Dataset items
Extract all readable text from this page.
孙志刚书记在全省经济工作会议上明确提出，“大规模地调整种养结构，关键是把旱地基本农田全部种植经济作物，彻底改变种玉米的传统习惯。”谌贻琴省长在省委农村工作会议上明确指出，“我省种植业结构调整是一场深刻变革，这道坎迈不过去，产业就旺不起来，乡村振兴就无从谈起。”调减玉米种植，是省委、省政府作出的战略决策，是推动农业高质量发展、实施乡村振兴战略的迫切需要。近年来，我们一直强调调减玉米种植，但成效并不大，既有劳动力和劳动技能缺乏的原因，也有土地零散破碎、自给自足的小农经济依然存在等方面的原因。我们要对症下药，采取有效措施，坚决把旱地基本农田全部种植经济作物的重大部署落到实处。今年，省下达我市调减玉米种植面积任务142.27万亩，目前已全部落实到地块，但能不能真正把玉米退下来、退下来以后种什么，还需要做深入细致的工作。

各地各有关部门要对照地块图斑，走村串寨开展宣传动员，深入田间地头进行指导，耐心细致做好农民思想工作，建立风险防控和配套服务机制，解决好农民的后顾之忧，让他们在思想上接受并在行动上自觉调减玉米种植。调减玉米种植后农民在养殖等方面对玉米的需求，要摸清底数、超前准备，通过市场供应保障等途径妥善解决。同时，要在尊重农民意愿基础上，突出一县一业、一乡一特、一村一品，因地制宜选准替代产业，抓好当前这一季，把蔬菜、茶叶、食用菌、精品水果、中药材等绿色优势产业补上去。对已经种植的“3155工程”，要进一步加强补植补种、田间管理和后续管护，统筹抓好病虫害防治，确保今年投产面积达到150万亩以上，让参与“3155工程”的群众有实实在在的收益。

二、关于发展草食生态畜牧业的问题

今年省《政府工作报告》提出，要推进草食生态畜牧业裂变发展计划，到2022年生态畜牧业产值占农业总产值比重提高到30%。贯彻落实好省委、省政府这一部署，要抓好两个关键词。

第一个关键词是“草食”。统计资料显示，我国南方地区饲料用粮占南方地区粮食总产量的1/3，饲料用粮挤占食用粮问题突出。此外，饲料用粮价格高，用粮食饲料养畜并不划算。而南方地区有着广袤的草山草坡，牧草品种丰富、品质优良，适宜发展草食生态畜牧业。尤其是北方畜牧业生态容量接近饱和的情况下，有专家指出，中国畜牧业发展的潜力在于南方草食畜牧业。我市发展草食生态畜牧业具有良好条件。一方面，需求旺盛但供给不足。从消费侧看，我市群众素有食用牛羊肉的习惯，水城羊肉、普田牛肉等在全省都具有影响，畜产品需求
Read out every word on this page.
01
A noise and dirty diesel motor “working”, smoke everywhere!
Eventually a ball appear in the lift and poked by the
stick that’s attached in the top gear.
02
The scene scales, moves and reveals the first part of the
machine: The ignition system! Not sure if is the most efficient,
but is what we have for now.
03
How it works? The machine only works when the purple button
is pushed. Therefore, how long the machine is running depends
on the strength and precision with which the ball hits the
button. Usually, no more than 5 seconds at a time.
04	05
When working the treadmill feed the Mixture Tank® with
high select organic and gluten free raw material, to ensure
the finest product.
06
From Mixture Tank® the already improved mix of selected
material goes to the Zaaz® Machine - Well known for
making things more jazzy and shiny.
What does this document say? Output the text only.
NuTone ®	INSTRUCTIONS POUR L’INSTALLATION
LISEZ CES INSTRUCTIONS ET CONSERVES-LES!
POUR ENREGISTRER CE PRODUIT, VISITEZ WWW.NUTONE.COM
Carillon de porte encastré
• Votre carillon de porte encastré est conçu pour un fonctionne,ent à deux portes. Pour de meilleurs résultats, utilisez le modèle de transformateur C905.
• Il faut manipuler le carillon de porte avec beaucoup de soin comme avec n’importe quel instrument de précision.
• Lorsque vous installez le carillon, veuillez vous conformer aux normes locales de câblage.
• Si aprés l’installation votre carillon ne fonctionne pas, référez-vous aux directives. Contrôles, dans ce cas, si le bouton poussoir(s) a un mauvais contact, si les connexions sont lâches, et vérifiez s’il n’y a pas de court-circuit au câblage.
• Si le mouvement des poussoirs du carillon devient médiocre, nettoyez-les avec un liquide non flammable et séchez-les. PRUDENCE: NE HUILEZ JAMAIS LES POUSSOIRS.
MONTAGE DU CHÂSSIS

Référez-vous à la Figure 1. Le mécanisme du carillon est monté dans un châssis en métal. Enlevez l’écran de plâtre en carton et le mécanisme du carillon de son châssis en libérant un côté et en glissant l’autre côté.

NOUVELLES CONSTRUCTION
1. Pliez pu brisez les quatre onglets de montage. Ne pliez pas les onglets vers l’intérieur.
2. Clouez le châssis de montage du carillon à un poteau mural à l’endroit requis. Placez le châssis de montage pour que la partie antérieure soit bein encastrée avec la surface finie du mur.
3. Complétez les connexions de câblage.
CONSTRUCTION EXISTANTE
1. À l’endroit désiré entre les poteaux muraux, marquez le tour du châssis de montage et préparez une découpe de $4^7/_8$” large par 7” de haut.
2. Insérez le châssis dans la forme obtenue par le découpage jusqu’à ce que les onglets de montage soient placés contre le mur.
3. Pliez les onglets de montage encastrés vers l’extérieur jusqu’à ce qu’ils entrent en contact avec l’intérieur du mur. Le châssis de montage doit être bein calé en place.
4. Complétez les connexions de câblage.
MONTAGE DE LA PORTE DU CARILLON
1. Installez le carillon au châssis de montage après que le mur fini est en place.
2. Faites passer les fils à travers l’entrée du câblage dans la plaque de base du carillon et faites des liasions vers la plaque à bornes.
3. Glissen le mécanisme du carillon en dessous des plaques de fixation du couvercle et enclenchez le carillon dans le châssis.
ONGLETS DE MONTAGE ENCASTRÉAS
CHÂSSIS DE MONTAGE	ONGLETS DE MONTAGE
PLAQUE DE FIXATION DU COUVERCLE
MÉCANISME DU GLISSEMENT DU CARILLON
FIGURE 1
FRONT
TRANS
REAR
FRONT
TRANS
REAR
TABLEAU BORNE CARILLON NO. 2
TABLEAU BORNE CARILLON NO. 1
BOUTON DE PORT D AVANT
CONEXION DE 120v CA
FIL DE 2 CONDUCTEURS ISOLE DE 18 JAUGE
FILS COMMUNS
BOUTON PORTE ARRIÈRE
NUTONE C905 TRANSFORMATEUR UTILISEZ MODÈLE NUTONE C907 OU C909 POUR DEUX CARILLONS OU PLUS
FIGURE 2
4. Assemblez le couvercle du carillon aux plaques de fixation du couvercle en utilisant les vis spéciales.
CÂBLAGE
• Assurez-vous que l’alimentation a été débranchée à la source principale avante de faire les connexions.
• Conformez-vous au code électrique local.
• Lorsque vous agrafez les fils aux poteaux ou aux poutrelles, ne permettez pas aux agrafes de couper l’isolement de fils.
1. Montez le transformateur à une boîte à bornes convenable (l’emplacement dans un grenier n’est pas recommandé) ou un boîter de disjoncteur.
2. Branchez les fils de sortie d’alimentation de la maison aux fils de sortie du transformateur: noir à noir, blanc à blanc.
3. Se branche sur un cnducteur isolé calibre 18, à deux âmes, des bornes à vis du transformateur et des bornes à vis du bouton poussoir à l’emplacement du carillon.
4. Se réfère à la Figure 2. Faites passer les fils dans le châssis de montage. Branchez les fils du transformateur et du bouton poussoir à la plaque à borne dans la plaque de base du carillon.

*SET PROBLEM*: Go through the lines above. Select every one that has the string "bornes".

*RESPONSE TO THIS TASK*:
2. Faites passer les fils à travers l’entrée du câblage dans la plaque de base du carillon et faites des liasions vers la plaque à bornes.
1. Montez le transformateur à une boîte à bornes convenable (l’emplacement dans un grenier n’est pas recommandé) ou un boîter de disjoncteur.
3. Se branche sur un cnducteur isolé calibre 18, à deux âmes, des bornes à vis du transformateur et des bornes à vis du bouton poussoir à l’emplacement du carillon.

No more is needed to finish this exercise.